start
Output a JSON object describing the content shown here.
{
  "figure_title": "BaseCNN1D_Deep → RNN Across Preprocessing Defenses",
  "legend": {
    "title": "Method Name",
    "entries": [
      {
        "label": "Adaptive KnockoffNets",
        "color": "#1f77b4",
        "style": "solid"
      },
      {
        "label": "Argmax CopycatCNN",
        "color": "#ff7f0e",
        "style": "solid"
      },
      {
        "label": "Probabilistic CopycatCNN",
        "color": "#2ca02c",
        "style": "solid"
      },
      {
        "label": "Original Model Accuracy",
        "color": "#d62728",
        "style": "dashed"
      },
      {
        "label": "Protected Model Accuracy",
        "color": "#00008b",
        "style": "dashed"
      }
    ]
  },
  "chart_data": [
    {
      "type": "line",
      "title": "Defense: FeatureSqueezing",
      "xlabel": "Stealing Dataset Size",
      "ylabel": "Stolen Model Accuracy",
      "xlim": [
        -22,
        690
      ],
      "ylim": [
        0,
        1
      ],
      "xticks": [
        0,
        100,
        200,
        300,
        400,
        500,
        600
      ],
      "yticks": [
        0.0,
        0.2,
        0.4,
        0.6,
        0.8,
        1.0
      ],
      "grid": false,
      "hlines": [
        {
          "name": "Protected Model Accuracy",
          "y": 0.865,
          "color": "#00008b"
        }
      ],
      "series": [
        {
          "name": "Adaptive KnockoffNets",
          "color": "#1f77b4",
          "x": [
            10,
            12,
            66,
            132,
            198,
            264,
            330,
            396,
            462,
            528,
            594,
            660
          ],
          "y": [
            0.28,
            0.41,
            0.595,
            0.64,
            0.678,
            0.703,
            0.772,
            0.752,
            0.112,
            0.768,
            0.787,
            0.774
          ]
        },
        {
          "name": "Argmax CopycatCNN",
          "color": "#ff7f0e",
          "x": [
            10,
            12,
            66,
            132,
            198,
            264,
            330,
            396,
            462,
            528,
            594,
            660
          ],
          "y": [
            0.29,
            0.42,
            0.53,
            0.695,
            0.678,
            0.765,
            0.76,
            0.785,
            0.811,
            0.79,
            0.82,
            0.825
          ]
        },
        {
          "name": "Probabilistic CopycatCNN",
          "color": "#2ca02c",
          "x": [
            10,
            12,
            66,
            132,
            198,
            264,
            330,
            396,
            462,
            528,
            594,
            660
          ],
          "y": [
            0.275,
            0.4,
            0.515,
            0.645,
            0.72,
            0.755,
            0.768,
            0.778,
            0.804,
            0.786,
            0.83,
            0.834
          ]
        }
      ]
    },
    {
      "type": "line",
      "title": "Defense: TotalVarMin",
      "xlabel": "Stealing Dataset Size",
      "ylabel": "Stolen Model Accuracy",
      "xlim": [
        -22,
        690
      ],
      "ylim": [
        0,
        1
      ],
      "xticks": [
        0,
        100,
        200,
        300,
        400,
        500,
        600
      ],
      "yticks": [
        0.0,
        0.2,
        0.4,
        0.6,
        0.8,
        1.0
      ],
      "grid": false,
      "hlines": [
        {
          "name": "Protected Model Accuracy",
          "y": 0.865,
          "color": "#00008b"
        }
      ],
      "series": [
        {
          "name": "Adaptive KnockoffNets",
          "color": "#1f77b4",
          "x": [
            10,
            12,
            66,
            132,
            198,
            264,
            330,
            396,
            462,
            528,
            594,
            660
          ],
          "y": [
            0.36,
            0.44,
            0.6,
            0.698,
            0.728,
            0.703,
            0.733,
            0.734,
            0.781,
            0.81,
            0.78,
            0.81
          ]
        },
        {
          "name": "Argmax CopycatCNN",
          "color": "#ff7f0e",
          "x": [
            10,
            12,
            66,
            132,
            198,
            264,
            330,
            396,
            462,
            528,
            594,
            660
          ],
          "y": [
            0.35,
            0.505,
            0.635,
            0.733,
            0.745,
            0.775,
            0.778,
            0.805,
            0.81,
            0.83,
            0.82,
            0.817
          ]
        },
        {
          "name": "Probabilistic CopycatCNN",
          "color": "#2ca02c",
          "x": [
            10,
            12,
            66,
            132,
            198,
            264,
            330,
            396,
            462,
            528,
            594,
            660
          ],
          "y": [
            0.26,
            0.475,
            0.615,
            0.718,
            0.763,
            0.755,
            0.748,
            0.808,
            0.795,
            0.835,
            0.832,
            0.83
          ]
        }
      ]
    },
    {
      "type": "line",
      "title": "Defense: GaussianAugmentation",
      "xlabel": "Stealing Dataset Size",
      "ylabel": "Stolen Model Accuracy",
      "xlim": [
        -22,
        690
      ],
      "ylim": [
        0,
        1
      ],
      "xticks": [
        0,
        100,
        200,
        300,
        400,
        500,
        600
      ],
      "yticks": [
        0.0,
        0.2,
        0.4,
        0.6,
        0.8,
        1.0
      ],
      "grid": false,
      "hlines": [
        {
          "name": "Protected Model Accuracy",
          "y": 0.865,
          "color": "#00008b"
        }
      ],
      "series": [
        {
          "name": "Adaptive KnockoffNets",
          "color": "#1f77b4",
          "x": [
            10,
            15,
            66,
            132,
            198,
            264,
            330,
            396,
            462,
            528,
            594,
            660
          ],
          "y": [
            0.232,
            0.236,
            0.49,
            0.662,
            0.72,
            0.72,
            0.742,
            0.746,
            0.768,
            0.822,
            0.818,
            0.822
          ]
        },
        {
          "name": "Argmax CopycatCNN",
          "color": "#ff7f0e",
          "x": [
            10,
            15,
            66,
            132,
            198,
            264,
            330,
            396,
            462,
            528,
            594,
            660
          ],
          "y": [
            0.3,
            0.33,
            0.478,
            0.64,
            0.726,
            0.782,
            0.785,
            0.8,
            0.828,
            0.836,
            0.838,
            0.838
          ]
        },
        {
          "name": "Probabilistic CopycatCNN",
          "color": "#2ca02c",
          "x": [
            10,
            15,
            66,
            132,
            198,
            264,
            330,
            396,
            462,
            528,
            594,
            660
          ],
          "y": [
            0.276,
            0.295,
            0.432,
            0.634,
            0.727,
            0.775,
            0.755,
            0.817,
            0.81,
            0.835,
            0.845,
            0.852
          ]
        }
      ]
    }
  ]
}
end
TASK GOAL - Write down the full listing again, exactly.

EXERCISE OUTPUT -
Output a JSON object describing the content shown here.
{
  "figure_title": "BaseCNN1D_Deep → RNN Across Preprocessing Defenses",
  "legend": {
    "title": "Method Name",
    "entries": [
      {
        "label": "Adaptive KnockoffNets",
        "color": "#1f77b4",
        "style": "solid"
      },
      {
        "label": "Argmax CopycatCNN",
        "color": "#ff7f0e",
        "style": "solid"
      },
      {
        "label": "Probabilistic CopycatCNN",
        "color": "#2ca02c",
        "style": "solid"
      },
      {
        "label": "Original Model Accuracy",
        "color": "#d62728",
        "style": "dashed"
      },
      {
        "label": "Protected Model Accuracy",
        "color": "#00008b",
        "style": "dashed"
      }
    ]
  },
  "chart_data": [
    {
      "type": "line",
      "title": "Defense: FeatureSqueezing",
      "xlabel": "Stealing Dataset Size",
      "ylabel": "Stolen Model Accuracy",
      "xlim": [
        -22,
        690
      ],
      "ylim": [
        0,
        1
      ],
      "xticks": [
        0,
        100,
        200,
        300,
        400,
        500,
        600
      ],
      "yticks": [
        0.0,
        0.2,
        0.4,
        0.6,
        0.8,
        1.0
      ],
      "grid": false,
      "hlines": [
        {
          "name": "Protected Model Accuracy",
          "y": 0.865,
          "color": "#00008b"
        }
      ],
      "series": [
        {
          "name": "Adaptive KnockoffNets",
          "color": "#1f77b4",
          "x": [
            10,
            12,
            66,
            132,
            198,
            264,
            330,
            396,
            462,
            528,
            594,
            660
          ],
          "y": [
            0.28,
            0.41,
            0.595,
            0.64,
            0.678,
            0.703,
            0.772,
            0.752,
            0.112,
            0.768,
            0.787,
            0.774
          ]
        },
        {
          "name": "Argmax CopycatCNN",
          "color": "#ff7f0e",
          "x": [
            10,
            12,
            66,
            132,
            198,
            264,
            330,
            396,
            462,
            528,
            594,
            660
          ],
          "y": [
            0.29,
            0.42,
            0.53,
            0.695,
            0.678,
            0.765,
            0.76,
            0.785,
            0.811,
            0.79,
            0.82,
            0.825
          ]
        },
        {
          "name": "Probabilistic CopycatCNN",
          "color": "#2ca02c",
          "x": [
            10,
            12,
            66,
            132,
            198,
            264,
            330,
            396,
            462,
            528,
            594,
            660
          ],
          "y": [
            0.275,
            0.4,
            0.515,
            0.645,
            0.72,
            0.755,
            0.768,
            0.778,
            0.804,
            0.786,
            0.83,
            0.834
          ]
        }
      ]
    },
    {
      "type": "line",
      "title": "Defense: TotalVarMin",
      "xlabel": "Stealing Dataset Size",
      "ylabel": "Stolen Model Accuracy",
      "xlim": [
        -22,
        690
      ],
      "ylim": [
        0,
        1
      ],
      "xticks": [
        0,
        100,
        200,
        300,
        400,
        500,
        600
      ],
      "yticks": [
        0.0,
        0.2,
        0.4,
        0.6,
        0.8,
        1.0
      ],
      "grid": false,
      "hlines": [
        {
          "name": "Protected Model Accuracy",
          "y": 0.865,
          "color": "#00008b"
        }
      ],
      "series": [
        {
          "name": "Adaptive KnockoffNets",
          "color": "#1f77b4",
          "x": [
            10,
            12,
            66,
            132,
            198,
            264,
            330,
            396,
            462,
            528,
            594,
            660
          ],
          "y": [
            0.36,
            0.44,
            0.6,
            0.698,
            0.728,
            0.703,
            0.733,
            0.734,
            0.781,
            0.81,
            0.78,
            0.81
          ]
        },
        {
          "name": "Argmax CopycatCNN",
          "color": "#ff7f0e",
          "x": [
            10,
            12,
            66,
            132,
            198,
            264,
            330,
            396,
            462,
            528,
            594,
            660
          ],
          "y": [
            0.35,
            0.505,
            0.635,
            0.733,
            0.745,
            0.775,
            0.778,
            0.805,
            0.81,
            0.83,
            0.82,
            0.817
          ]
        },
        {
          "name": "Probabilistic CopycatCNN",
          "color": "#2ca02c",
          "x": [
            10,
            12,
            66,
            132,
            198,
            264,
            330,
            396,
            462,
            528,
            594,
            660
          ],
          "y": [
            0.26,
            0.475,
            0.615,
            0.718,
            0.763,
            0.755,
            0.748,
            0.808,
            0.795,
            0.835,
            0.832,
            0.83
          ]
        }
      ]
    },
    {
      "type": "line",
      "title": "Defense: GaussianAugmentation",
      "xlabel": "Stealing Dataset Size",
      "ylabel": "Stolen Model Accuracy",
      "xlim": [
        -22,
        690
      ],
      "ylim": [
        0,
        1
      ],
      "xticks": [
        0,
        100,
        200,
        300,
        400,
        500,
        600
      ],
      "yticks": [
        0.0,
        0.2,
        0.4,
        0.6,
        0.8,
        1.0
      ],
      "grid": false,
      "hlines": [
        {
          "name": "Protected Model Accuracy",
          "y": 0.865,
          "color": "#00008b"
        }
      ],
      "series": [
        {
          "name": "Adaptive KnockoffNets",
          "color": "#1f77b4",
          "x": [
            10,
            15,
            66,
            132,
            198,
            264,
            330,
            396,
            462,
            528,
            594,
            660
          ],
          "y": [
            0.232,
            0.236,
            0.49,
            0.662,
            0.72,
            0.72,
            0.742,
            0.746,
            0.768,
            0.822,
            0.818,
            0.822
          ]
        },
        {
          "name": "Argmax CopycatCNN",
          "color": "#ff7f0e",
          "x": [
            10,
            15,
            66,
            132,
            198,
            264,
            330,
            396,
            462,
            528,
            594,
            660
          ],
          "y": [
            0.3,
            0.33,
            0.478,
            0.64,
            0.726,
            0.782,
            0.785,
            0.8,
            0.828,
            0.836,
            0.838,
            0.838
          ]
        },
        {
          "name": "Probabilistic CopycatCNN",
          "color": "#2ca02c",
          "x": [
            10,
            15,
            66,
            132,
            198,
            264,
            330,
            396,
            462,
            528,
            594,
            660
          ],
          "y": [
            0.276,
            0.295,
            0.432,
            0.634,
            0.727,
            0.775,
            0.755,
            0.817,
            0.81,
            0.835,
            0.845,
            0.852
          ]
        }
      ]
    }
  ]
}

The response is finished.